### WHAT TO DO
Below is the data. Give it again, complete and exact.

***

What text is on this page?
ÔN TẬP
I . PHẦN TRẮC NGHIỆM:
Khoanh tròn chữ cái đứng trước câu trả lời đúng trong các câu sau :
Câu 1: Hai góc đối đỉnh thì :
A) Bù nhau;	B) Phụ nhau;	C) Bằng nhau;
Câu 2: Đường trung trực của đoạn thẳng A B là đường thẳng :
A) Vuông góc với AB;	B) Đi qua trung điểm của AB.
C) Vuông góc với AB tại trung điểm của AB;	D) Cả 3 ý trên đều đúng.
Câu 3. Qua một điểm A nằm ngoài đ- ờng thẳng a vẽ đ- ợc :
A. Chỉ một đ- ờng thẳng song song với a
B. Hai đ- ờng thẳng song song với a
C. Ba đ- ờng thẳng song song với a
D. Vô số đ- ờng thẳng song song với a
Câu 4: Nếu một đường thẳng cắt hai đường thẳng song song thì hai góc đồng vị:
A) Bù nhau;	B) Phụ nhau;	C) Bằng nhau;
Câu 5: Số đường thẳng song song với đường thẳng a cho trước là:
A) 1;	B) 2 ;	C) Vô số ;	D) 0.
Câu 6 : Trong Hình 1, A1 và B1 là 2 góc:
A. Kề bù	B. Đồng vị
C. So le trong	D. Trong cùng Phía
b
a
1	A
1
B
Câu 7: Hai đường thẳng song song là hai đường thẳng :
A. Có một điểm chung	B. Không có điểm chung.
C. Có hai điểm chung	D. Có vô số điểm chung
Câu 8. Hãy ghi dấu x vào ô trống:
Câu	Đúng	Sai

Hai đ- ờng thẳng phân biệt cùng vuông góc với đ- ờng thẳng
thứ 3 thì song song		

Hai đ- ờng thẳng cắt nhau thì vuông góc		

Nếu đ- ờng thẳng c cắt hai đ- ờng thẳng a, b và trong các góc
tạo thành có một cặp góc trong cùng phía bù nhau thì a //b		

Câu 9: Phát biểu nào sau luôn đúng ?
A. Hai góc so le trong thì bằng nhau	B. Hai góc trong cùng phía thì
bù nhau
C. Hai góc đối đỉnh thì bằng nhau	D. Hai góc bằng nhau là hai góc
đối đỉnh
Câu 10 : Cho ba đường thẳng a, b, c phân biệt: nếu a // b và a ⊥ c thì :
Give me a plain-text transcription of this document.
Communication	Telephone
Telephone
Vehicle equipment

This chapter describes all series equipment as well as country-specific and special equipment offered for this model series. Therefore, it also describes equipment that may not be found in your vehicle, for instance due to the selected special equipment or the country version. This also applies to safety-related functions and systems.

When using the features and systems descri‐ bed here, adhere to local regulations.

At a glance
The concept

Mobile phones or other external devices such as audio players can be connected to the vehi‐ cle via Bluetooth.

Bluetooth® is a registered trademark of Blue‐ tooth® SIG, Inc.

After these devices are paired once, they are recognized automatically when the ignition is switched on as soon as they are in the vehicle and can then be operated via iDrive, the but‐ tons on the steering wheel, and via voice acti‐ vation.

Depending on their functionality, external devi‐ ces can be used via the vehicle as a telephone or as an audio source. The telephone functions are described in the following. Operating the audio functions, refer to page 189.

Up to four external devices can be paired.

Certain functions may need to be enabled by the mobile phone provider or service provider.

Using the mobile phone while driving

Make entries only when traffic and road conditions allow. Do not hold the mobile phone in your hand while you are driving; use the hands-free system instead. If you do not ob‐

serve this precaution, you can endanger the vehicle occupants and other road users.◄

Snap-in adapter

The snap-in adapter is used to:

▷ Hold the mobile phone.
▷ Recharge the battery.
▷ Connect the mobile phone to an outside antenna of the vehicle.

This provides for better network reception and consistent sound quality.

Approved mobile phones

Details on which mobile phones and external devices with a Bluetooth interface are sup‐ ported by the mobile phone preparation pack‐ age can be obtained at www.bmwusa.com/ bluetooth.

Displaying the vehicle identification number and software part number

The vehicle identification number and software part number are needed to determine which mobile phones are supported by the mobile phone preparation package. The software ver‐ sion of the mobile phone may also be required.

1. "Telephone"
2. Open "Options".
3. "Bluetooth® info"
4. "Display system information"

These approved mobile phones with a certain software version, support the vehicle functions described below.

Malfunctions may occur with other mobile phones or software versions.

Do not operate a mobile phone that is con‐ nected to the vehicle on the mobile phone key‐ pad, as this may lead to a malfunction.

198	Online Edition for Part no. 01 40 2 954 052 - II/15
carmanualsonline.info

***

### RESPONSE FOR THIS EXERCISE
What text is on this page?
ÔN TẬP
I . PHẦN TRẮC NGHIỆM:
Khoanh tròn chữ cái đứng trước câu trả lời đúng trong các câu sau :
Câu 1: Hai góc đối đỉnh thì :
A) Bù nhau;	B) Phụ nhau;	C) Bằng nhau;
Câu 2: Đường trung trực của đoạn thẳng A B là đường thẳng :
A) Vuông góc với AB;	B) Đi qua trung điểm của AB.
C) Vuông góc với AB tại trung điểm của AB;	D) Cả 3 ý trên đều đúng.
Câu 3. Qua một điểm A nằm ngoài đ- ờng thẳng a vẽ đ- ợc :
A. Chỉ một đ- ờng thẳng song song với a
B. Hai đ- ờng thẳng song song với a
C. Ba đ- ờng thẳng song song với a
D. Vô số đ- ờng thẳng song song với a
Câu 4: Nếu một đường thẳng cắt hai đường thẳng song song thì hai góc đồng vị:
A) Bù nhau;	B) Phụ nhau;	C) Bằng nhau;
Câu 5: Số đường thẳng song song với đường thẳng a cho trước là:
A) 1;	B) 2 ;	C) Vô số ;	D) 0.
Câu 6 : Trong Hình 1, A1 và B1 là 2 góc:
A. Kề bù	B. Đồng vị
C. So le trong	D. Trong cùng Phía
b
a
1	A
1
B
Câu 7: Hai đường thẳng song song là hai đường thẳng :
A. Có một điểm chung	B. Không có điểm chung.
C. Có hai điểm chung	D. Có vô số điểm chung
Câu 8. Hãy ghi dấu x vào ô trống:
Câu	Đúng	Sai

Hai đ- ờng thẳng phân biệt cùng vuông góc với đ- ờng thẳng
thứ 3 thì song song		

Hai đ- ờng thẳng cắt nhau thì vuông góc		

Nếu đ- ờng thẳng c cắt hai đ- ờng thẳng a, b và trong các góc
tạo thành có một cặp góc trong cùng phía bù nhau thì a //b		

Câu 9: Phát biểu nào sau luôn đúng ?
A. Hai góc so le trong thì bằng nhau	B. Hai góc trong cùng phía thì
bù nhau
C. Hai góc đối đỉnh thì bằng nhau	D. Hai góc bằng nhau là hai góc
đối đỉnh
Câu 10 : Cho ba đường thẳng a, b, c phân biệt: nếu a // b và a ⊥ c thì :
Give me a plain-text transcription of this document.
Communication	Telephone
Telephone
Vehicle equipment

This chapter describes all series equipment as well as country-specific and special equipment offered for this model series. Therefore, it also describes equipment that may not be found in your vehicle, for instance due to the selected special equipment or the country version. This also applies to safety-related functions and systems.

When using the features and systems descri‐ bed here, adhere to local regulations.

At a glance
The concept

Mobile phones or other external devices such as audio players can be connected to the vehi‐ cle via Bluetooth.

Bluetooth® is a registered trademark of Blue‐ tooth® SIG, Inc.

After these devices are paired once, they are recognized automatically when the ignition is switched on as soon as they are in the vehicle and can then be operated via iDrive, the but‐ tons on the steering wheel, and via voice acti‐ vation.

Depending on their functionality, external devi‐ ces can be used via the vehicle as a telephone or as an audio source. The telephone functions are described in the following. Operating the audio functions, refer to page 189.

Up to four external devices can be paired.

Certain functions may need to be enabled by the mobile phone provider or service provider.

Using the mobile phone while driving

Make entries only when traffic and road conditions allow. Do not hold the mobile phone in your hand while you are driving; use the hands-free system instead. If you do not ob‐

serve this precaution, you can endanger the vehicle occupants and other road users.◄

Snap-in adapter

The snap-in adapter is used to:

▷ Hold the mobile phone.
▷ Recharge the battery.
▷ Connect the mobile phone to an outside antenna of the vehicle.

This provides for better network reception and consistent sound quality.

Approved mobile phones

Details on which mobile phones and external devices with a Bluetooth interface are sup‐ ported by the mobile phone preparation pack‐ age can be obtained at www.bmwusa.com/ bluetooth.

Displaying the vehicle identification number and software part number

The vehicle identification number and software part number are needed to determine which mobile phones are supported by the mobile phone preparation package. The software ver‐ sion of the mobile phone may also be required.

1. "Telephone"
2. Open "Options".
3. "Bluetooth® info"
4. "Display system information"

These approved mobile phones with a certain software version, support the vehicle functions described below.

Malfunctions may occur with other mobile phones or software versions.

Do not operate a mobile phone that is con‐ nected to the vehicle on the mobile phone key‐ pad, as this may lead to a malfunction.

198	Online Edition for Part no. 01 40 2 954 052 - II/15
carmanualsonline.info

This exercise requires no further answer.